Entries with figure data
* BEGIN *

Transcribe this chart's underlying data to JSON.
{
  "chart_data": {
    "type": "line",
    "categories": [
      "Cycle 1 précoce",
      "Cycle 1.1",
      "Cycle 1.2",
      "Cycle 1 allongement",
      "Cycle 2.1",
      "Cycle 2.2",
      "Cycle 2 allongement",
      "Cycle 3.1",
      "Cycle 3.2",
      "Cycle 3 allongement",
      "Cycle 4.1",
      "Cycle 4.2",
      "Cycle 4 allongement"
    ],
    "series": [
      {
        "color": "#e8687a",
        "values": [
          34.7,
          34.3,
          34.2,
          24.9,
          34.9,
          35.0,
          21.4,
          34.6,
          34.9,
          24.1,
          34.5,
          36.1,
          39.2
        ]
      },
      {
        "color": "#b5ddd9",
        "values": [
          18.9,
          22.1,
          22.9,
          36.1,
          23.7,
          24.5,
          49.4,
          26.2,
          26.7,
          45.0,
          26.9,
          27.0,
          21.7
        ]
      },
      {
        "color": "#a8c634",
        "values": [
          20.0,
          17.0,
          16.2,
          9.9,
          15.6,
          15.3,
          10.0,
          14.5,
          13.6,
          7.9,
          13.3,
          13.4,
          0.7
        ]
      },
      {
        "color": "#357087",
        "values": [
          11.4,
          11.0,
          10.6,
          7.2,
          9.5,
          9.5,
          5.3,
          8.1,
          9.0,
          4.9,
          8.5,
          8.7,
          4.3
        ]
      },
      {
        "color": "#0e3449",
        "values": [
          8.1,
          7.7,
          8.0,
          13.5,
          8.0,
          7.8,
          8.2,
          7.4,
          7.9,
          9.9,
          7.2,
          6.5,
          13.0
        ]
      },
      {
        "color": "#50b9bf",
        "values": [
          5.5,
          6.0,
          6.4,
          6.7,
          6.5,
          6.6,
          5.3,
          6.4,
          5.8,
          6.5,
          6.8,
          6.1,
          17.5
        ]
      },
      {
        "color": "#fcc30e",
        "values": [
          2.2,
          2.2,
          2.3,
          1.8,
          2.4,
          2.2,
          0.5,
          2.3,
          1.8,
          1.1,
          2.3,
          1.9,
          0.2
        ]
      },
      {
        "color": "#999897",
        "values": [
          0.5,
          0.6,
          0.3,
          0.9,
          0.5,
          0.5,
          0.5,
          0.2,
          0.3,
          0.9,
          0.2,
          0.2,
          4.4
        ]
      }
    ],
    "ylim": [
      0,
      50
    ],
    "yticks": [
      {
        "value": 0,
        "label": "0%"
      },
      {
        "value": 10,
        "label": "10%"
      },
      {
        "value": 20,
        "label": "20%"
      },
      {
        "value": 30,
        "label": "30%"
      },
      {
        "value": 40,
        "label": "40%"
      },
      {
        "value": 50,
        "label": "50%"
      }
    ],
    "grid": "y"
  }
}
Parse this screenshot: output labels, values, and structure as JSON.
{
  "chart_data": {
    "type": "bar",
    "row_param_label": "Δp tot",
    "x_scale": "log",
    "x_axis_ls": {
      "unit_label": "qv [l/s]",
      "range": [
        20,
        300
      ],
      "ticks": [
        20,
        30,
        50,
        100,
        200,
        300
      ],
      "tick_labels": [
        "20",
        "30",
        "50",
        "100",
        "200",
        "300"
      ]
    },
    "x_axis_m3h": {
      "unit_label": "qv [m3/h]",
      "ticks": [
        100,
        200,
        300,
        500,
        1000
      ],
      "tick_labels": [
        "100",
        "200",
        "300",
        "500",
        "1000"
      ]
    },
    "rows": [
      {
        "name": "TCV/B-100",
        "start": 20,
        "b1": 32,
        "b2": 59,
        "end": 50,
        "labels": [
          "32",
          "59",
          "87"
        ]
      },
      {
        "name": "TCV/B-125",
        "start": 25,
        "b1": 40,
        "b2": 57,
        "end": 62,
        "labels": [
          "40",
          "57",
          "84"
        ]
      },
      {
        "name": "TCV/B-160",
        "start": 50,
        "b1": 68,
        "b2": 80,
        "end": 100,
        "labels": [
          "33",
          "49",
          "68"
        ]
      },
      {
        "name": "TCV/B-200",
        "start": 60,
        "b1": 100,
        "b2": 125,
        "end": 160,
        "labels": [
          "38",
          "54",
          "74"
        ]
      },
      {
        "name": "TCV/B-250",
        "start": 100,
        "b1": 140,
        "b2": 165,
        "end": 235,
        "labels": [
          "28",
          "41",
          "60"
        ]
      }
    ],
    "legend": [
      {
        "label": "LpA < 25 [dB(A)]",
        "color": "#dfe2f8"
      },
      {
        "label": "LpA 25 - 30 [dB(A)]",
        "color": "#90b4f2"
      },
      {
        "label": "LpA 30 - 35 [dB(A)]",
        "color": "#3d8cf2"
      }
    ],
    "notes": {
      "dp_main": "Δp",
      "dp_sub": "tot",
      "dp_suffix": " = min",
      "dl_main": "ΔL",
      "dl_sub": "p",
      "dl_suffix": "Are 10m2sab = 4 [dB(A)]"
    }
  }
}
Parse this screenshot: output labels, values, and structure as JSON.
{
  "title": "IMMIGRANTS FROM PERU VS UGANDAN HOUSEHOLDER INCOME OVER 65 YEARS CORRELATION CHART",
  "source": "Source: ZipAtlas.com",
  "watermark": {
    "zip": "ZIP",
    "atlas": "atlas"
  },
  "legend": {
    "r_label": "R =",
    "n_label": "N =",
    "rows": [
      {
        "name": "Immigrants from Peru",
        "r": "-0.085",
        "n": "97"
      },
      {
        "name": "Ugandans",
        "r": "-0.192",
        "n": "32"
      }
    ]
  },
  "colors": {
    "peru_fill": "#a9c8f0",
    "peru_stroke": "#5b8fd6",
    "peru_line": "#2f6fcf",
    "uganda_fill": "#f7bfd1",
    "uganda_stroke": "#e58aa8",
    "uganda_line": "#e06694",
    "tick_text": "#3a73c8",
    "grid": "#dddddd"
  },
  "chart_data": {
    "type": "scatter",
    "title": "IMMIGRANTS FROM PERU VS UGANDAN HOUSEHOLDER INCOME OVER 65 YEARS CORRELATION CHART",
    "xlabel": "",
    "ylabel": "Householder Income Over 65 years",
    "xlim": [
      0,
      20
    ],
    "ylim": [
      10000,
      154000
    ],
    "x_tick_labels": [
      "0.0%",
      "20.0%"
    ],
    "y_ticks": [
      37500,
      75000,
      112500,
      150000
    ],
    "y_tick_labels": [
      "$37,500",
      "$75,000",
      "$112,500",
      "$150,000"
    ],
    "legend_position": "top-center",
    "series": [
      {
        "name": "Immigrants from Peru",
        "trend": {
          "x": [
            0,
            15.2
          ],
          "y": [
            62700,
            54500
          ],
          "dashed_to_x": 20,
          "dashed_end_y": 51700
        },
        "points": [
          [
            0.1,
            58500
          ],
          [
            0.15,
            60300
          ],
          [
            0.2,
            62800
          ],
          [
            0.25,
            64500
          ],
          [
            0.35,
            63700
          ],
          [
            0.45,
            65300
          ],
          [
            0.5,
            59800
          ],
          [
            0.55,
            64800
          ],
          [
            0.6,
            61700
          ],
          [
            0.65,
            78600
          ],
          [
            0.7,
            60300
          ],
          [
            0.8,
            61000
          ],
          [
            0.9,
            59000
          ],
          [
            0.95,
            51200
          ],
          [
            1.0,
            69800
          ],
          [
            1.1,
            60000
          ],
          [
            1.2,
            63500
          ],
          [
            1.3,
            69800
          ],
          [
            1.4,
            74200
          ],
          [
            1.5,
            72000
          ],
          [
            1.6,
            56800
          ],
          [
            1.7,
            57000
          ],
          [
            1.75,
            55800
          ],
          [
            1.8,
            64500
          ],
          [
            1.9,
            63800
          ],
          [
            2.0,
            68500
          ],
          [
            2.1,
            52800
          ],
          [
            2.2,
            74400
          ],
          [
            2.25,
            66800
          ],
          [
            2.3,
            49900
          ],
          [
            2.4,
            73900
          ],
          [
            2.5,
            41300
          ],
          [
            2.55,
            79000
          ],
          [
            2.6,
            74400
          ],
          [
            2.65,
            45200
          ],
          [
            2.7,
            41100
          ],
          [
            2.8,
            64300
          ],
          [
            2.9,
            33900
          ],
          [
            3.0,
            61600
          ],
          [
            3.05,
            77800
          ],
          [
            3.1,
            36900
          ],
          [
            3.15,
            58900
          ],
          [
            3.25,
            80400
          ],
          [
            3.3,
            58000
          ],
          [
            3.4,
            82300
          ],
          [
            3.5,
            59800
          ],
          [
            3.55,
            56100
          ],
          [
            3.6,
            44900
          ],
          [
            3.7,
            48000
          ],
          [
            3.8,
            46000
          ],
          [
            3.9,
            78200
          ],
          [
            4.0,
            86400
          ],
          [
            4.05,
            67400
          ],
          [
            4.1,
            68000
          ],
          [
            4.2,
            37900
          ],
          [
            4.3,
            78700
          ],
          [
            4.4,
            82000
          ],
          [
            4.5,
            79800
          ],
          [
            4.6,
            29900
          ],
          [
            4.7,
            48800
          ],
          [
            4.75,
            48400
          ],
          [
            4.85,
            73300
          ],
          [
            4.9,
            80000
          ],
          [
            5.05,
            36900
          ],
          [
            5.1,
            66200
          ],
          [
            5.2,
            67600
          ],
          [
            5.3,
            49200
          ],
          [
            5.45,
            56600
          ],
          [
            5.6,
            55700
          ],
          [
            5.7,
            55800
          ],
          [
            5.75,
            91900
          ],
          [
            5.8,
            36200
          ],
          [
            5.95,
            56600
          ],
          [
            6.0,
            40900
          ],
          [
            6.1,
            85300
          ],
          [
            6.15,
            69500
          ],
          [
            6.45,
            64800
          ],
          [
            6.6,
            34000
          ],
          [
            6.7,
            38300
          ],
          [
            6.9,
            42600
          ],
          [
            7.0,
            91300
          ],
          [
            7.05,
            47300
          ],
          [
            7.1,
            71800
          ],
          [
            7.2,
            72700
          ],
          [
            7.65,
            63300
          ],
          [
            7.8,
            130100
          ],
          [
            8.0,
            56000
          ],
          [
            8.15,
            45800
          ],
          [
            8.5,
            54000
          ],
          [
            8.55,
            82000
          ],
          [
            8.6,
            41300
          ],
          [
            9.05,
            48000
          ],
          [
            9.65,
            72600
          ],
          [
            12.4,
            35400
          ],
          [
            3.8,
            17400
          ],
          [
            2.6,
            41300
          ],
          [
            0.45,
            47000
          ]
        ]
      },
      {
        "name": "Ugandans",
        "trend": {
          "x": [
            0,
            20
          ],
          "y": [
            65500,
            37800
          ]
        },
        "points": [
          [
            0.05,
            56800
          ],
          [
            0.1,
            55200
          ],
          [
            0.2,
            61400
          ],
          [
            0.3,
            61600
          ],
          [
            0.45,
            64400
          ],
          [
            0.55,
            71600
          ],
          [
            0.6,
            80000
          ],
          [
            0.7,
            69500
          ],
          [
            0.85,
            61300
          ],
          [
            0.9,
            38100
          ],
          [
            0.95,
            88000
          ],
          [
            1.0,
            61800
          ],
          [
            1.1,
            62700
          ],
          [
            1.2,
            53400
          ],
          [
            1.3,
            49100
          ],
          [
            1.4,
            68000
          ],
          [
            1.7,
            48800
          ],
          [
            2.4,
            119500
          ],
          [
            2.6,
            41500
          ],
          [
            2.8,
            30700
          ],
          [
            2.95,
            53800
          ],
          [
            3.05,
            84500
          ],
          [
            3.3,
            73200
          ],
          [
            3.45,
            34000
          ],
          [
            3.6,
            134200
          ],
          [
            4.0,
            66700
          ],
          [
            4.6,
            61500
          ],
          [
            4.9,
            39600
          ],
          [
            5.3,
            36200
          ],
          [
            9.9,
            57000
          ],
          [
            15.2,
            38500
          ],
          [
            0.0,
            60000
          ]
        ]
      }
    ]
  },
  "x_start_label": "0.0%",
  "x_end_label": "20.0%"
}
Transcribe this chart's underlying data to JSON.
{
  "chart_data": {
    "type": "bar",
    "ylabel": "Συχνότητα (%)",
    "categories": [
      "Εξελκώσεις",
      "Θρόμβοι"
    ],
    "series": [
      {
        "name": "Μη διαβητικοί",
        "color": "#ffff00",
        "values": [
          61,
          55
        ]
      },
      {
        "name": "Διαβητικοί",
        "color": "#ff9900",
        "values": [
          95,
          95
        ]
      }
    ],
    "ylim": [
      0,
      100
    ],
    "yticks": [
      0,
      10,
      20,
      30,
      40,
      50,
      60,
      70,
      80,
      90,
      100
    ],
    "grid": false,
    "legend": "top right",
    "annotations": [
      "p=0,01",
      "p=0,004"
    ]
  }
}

* END *

**Written task**
From the listing, copy every line where the string "title" appears.

**Output for this exercise**
  "title": "IMMIGRANTS FROM PERU VS UGANDAN HOUSEHOLDER INCOME OVER 65 YEARS CORRELATION CHART",
    "title": "IMMIGRANTS FROM PERU VS UGANDAN HOUSEHOLDER INCOME OVER 65 YEARS CORRELATION CHART",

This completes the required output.